Write out the material exactly, without any of its pictures.

## BEGIN

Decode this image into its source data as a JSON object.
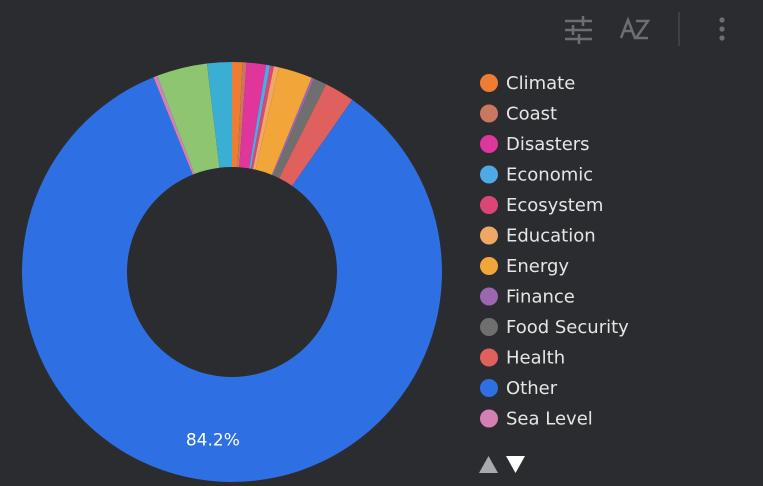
{
  "chart_data": {
    "type": "donut",
    "categories": [
      "Climate",
      "Coast",
      "Disasters",
      "Economic",
      "Ecosystem",
      "Education",
      "Energy",
      "Finance",
      "Food Security",
      "Health",
      "Other",
      "Sea Level",
      null,
      null
    ],
    "values": [
      0.8,
      0.3,
      1.5,
      0.3,
      0.3,
      0.4,
      2.6,
      0.2,
      1.0,
      2.3,
      84.2,
      0.3,
      3.9,
      1.9
    ],
    "value_labels": [
      null,
      null,
      null,
      null,
      null,
      null,
      null,
      null,
      null,
      null,
      "84.2%",
      null,
      null,
      null
    ],
    "colors": [
      "#ee7d31",
      "#c9785f",
      "#e0359b",
      "#4fa9e6",
      "#dc4677",
      "#f0a766",
      "#f2a63a",
      "#9a67b0",
      "#6f6f6f",
      "#e0605e",
      "#2f6fe4",
      "#d580b4",
      "#8dc571",
      "#3aaed3"
    ]
  }
}
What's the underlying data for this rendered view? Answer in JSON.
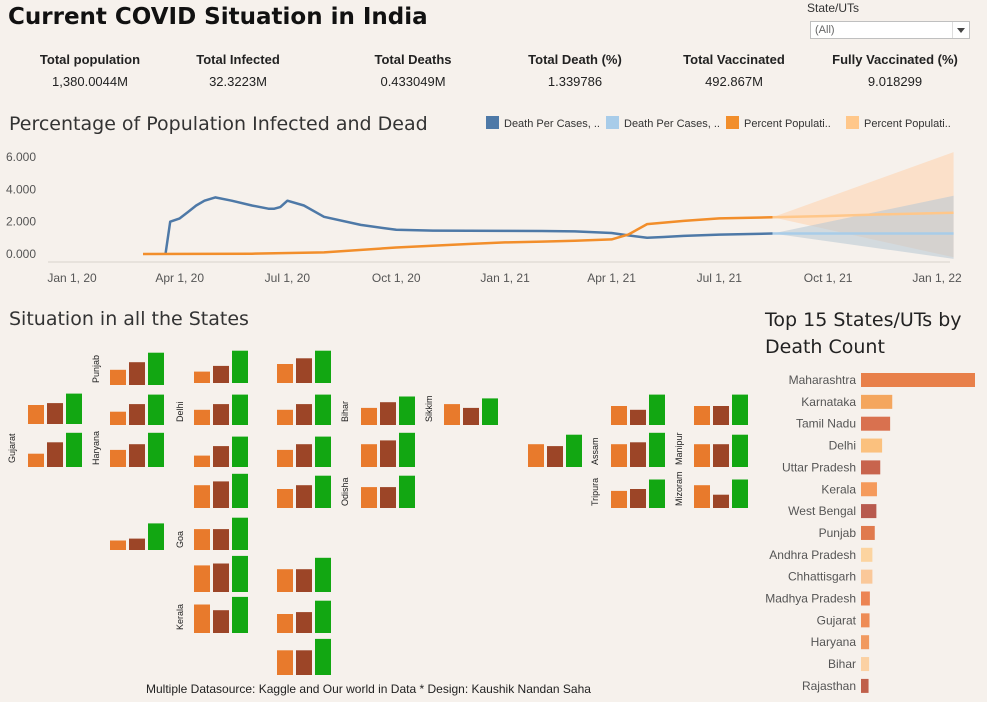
{
  "header": {
    "title": "Current COVID Situation in India"
  },
  "filter": {
    "label": "State/UTs",
    "value": "(All)"
  },
  "kpis": [
    {
      "label": "Total population",
      "value": "1,380.0044M"
    },
    {
      "label": "Total Infected",
      "value": "32.3223M"
    },
    {
      "label": "Total Deaths",
      "value": "0.433049M"
    },
    {
      "label": "Total Death (%)",
      "value": "1.339786"
    },
    {
      "label": "Total Vaccinated",
      "value": "492.867M"
    },
    {
      "label": "Fully Vaccinated (%)",
      "value": "9.018299"
    }
  ],
  "line_section": {
    "title": "Percentage of Population Infected and Dead"
  },
  "legend": [
    {
      "label": "Death Per Cases, ..",
      "color": "#4e79a7"
    },
    {
      "label": "Death Per Cases, ..",
      "color": "#a8cce9"
    },
    {
      "label": "Percent Populati..",
      "color": "#f28e2b"
    },
    {
      "label": "Percent Populati..",
      "color": "#ffc78a"
    }
  ],
  "states_section": {
    "title": "Situation in all the States"
  },
  "state_labels": [
    "Punjab",
    "Gujarat",
    "Haryana",
    "Delhi",
    "Bihar",
    "Sikkim",
    "Odisha",
    "Assam",
    "Manipur",
    "Tripura",
    "Mizoram",
    "Goa",
    "Kerala"
  ],
  "top15": {
    "title_line1": "Top 15 States/UTs by",
    "title_line2": "Death Count"
  },
  "footer": "Multiple Datasource: Kaggle and Our world in Data  * Design: Kaushik Nandan Saha",
  "chart_data": [
    {
      "type": "line",
      "title": "Percentage of Population Infected and Dead",
      "x_ticks": [
        "Jan 1, 20",
        "Apr 1, 20",
        "Jul 1, 20",
        "Oct 1, 20",
        "Jan 1, 21",
        "Apr 1, 21",
        "Jul 1, 21",
        "Oct 1, 21",
        "Jan 1, 22"
      ],
      "y_ticks": [
        "0.000",
        "2.000",
        "4.000",
        "6.000"
      ],
      "ylim": [
        0,
        6
      ],
      "series": [
        {
          "name": "Death Per Cases, ..",
          "color": "#4e79a7",
          "x": [
            "2020-03-20",
            "2020-03-24",
            "2020-04-01",
            "2020-04-08",
            "2020-04-15",
            "2020-04-22",
            "2020-05-01",
            "2020-05-15",
            "2020-06-01",
            "2020-06-15",
            "2020-06-20",
            "2020-06-25",
            "2020-07-01",
            "2020-07-15",
            "2020-08-01",
            "2020-09-01",
            "2020-10-01",
            "2020-11-01",
            "2020-12-01",
            "2021-01-01",
            "2021-02-01",
            "2021-03-01",
            "2021-04-01",
            "2021-04-15",
            "2021-05-01",
            "2021-05-15",
            "2021-06-01",
            "2021-07-01",
            "2021-08-15"
          ],
          "y": [
            0.0,
            2.0,
            2.2,
            2.6,
            3.0,
            3.3,
            3.5,
            3.3,
            3.0,
            2.8,
            2.8,
            2.9,
            3.3,
            3.0,
            2.3,
            1.8,
            1.5,
            1.45,
            1.44,
            1.43,
            1.42,
            1.4,
            1.3,
            1.15,
            1.0,
            1.05,
            1.12,
            1.2,
            1.27
          ]
        },
        {
          "name": "Death Per Cases, ..",
          "color": "#a8cce9",
          "x": [
            "2021-08-15",
            "2021-10-01",
            "2021-11-15",
            "2022-01-15"
          ],
          "y": [
            1.27,
            1.27,
            1.27,
            1.27
          ]
        },
        {
          "name": "Percent Populati..",
          "color": "#f28e2b",
          "x": [
            "2020-03-01",
            "2020-06-01",
            "2020-08-01",
            "2020-10-01",
            "2020-12-01",
            "2021-01-01",
            "2021-02-01",
            "2021-03-01",
            "2021-04-01",
            "2021-04-15",
            "2021-05-01",
            "2021-06-01",
            "2021-07-01",
            "2021-08-15"
          ],
          "y": [
            0.0,
            0.02,
            0.1,
            0.4,
            0.62,
            0.72,
            0.77,
            0.82,
            0.9,
            1.2,
            1.85,
            2.05,
            2.2,
            2.27
          ]
        },
        {
          "name": "Percent Populati..",
          "color": "#ffc78a",
          "x": [
            "2021-08-15",
            "2021-10-01",
            "2021-11-15",
            "2022-01-15"
          ],
          "y": [
            2.27,
            2.35,
            2.45,
            2.55
          ]
        }
      ]
    },
    {
      "type": "bar",
      "title": "Top 15 States/UTs by Death Count",
      "orientation": "horizontal",
      "categories": [
        "Maharashtra",
        "Karnataka",
        "Tamil Nadu",
        "Delhi",
        "Uttar Pradesh",
        "Kerala",
        "West Bengal",
        "Punjab",
        "Andhra Pradesh",
        "Chhattisgarh",
        "Madhya Pradesh",
        "Gujarat",
        "Haryana",
        "Bihar",
        "Rajasthan"
      ],
      "values": [
        135000,
        37000,
        34500,
        25000,
        22800,
        18900,
        18200,
        16300,
        13500,
        13500,
        10500,
        10100,
        9600,
        9600,
        8950
      ],
      "colors": [
        "#e8804a",
        "#f4a65e",
        "#d9714f",
        "#fbc17e",
        "#c8644d",
        "#f59a5b",
        "#b85a4e",
        "#e07a4d",
        "#fcd4a0",
        "#fac899",
        "#ec8453",
        "#ee8c56",
        "#f19a60",
        "#fbd1a3",
        "#c0604b"
      ]
    }
  ]
}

## END

▸ **Response**:
Decode this image into its source data as a JSON object.
{
  "chart_data": {
    "type": "donut",
    "categories": [
      "Climate",
      "Coast",
      "Disasters",
      "Economic",
      "Ecosystem",
      "Education",
      "Energy",
      "Finance",
      "Food Security",
      "Health",
      "Other",
      "Sea Level",
      null,
      null
    ],
    "values": [
      0.8,
      0.3,
      1.5,
      0.3,
      0.3,
      0.4,
      2.6,
      0.2,
      1.0,
      2.3,
      84.2,
      0.3,
      3.9,
      1.9
    ],
    "value_labels": [
      null,
      null,
      null,
      null,
      null,
      null,
      null,
      null,
      null,
      null,
      "84.2%",
      null,
      null,
      null
    ],
    "colors": [
      "#ee7d31",
      "#c9785f",
      "#e0359b",
      "#4fa9e6",
      "#dc4677",
      "#f0a766",
      "#f2a63a",
      "#9a67b0",
      "#6f6f6f",
      "#e0605e",
      "#2f6fe4",
      "#d580b4",
      "#8dc571",
      "#3aaed3"
    ]
  }
}
What's the underlying data for this rendered view? Answer in JSON.
{
  "header": {
    "title": "Current COVID Situation in India"
  },
  "filter": {
    "label": "State/UTs",
    "value": "(All)"
  },
  "kpis": [
    {
      "label": "Total population",
      "value": "1,380.0044M"
    },
    {
      "label": "Total Infected",
      "value": "32.3223M"
    },
    {
      "label": "Total Deaths",
      "value": "0.433049M"
    },
    {
      "label": "Total Death (%)",
      "value": "1.339786"
    },
    {
      "label": "Total Vaccinated",
      "value": "492.867M"
    },
    {
      "label": "Fully Vaccinated (%)",
      "value": "9.018299"
    }
  ],
  "line_section": {
    "title": "Percentage of Population Infected and Dead"
  },
  "legend": [
    {
      "label": "Death Per Cases, ..",
      "color": "#4e79a7"
    },
    {
      "label": "Death Per Cases, ..",
      "color": "#a8cce9"
    },
    {
      "label": "Percent Populati..",
      "color": "#f28e2b"
    },
    {
      "label": "Percent Populati..",
      "color": "#ffc78a"
    }
  ],
  "states_section": {
    "title": "Situation in all the States"
  },
  "state_labels": [
    "Punjab",
    "Gujarat",
    "Haryana",
    "Delhi",
    "Bihar",
    "Sikkim",
    "Odisha",
    "Assam",
    "Manipur",
    "Tripura",
    "Mizoram",
    "Goa",
    "Kerala"
  ],
  "top15": {
    "title_line1": "Top 15 States/UTs by",
    "title_line2": "Death Count"
  },
  "footer": "Multiple Datasource: Kaggle and Our world in Data  * Design: Kaushik Nandan Saha",
  "chart_data": [
    {
      "type": "line",
      "title": "Percentage of Population Infected and Dead",
      "x_ticks": [
        "Jan 1, 20",
        "Apr 1, 20",
        "Jul 1, 20",
        "Oct 1, 20",
        "Jan 1, 21",
        "Apr 1, 21",
        "Jul 1, 21",
        "Oct 1, 21",
        "Jan 1, 22"
      ],
      "y_ticks": [
        "0.000",
        "2.000",
        "4.000",
        "6.000"
      ],
      "ylim": [
        0,
        6
      ],
      "series": [
        {
          "name": "Death Per Cases, ..",
          "color": "#4e79a7",
          "x": [
            "2020-03-20",
            "2020-03-24",
            "2020-04-01",
            "2020-04-08",
            "2020-04-15",
            "2020-04-22",
            "2020-05-01",
            "2020-05-15",
            "2020-06-01",
            "2020-06-15",
            "2020-06-20",
            "2020-06-25",
            "2020-07-01",
            "2020-07-15",
            "2020-08-01",
            "2020-09-01",
            "2020-10-01",
            "2020-11-01",
            "2020-12-01",
            "2021-01-01",
            "2021-02-01",
            "2021-03-01",
            "2021-04-01",
            "2021-04-15",
            "2021-05-01",
            "2021-05-15",
            "2021-06-01",
            "2021-07-01",
            "2021-08-15"
          ],
          "y": [
            0.0,
            2.0,
            2.2,
            2.6,
            3.0,
            3.3,
            3.5,
            3.3,
            3.0,
            2.8,
            2.8,
            2.9,
            3.3,
            3.0,
            2.3,
            1.8,
            1.5,
            1.45,
            1.44,
            1.43,
            1.42,
            1.4,
            1.3,
            1.15,
            1.0,
            1.05,
            1.12,
            1.2,
            1.27
          ]
        },
        {
          "name": "Death Per Cases, ..",
          "color": "#a8cce9",
          "x": [
            "2021-08-15",
            "2021-10-01",
            "2021-11-15",
            "2022-01-15"
          ],
          "y": [
            1.27,
            1.27,
            1.27,
            1.27
          ]
        },
        {
          "name": "Percent Populati..",
          "color": "#f28e2b",
          "x": [
            "2020-03-01",
            "2020-06-01",
            "2020-08-01",
            "2020-10-01",
            "2020-12-01",
            "2021-01-01",
            "2021-02-01",
            "2021-03-01",
            "2021-04-01",
            "2021-04-15",
            "2021-05-01",
            "2021-06-01",
            "2021-07-01",
            "2021-08-15"
          ],
          "y": [
            0.0,
            0.02,
            0.1,
            0.4,
            0.62,
            0.72,
            0.77,
            0.82,
            0.9,
            1.2,
            1.85,
            2.05,
            2.2,
            2.27
          ]
        },
        {
          "name": "Percent Populati..",
          "color": "#ffc78a",
          "x": [
            "2021-08-15",
            "2021-10-01",
            "2021-11-15",
            "2022-01-15"
          ],
          "y": [
            2.27,
            2.35,
            2.45,
            2.55
          ]
        }
      ]
    },
    {
      "type": "bar",
      "title": "Top 15 States/UTs by Death Count",
      "orientation": "horizontal",
      "categories": [
        "Maharashtra",
        "Karnataka",
        "Tamil Nadu",
        "Delhi",
        "Uttar Pradesh",
        "Kerala",
        "West Bengal",
        "Punjab",
        "Andhra Pradesh",
        "Chhattisgarh",
        "Madhya Pradesh",
        "Gujarat",
        "Haryana",
        "Bihar",
        "Rajasthan"
      ],
      "values": [
        135000,
        37000,
        34500,
        25000,
        22800,
        18900,
        18200,
        16300,
        13500,
        13500,
        10500,
        10100,
        9600,
        9600,
        8950
      ],
      "colors": [
        "#e8804a",
        "#f4a65e",
        "#d9714f",
        "#fbc17e",
        "#c8644d",
        "#f59a5b",
        "#b85a4e",
        "#e07a4d",
        "#fcd4a0",
        "#fac899",
        "#ec8453",
        "#ee8c56",
        "#f19a60",
        "#fbd1a3",
        "#c0604b"
      ]
    }
  ]
}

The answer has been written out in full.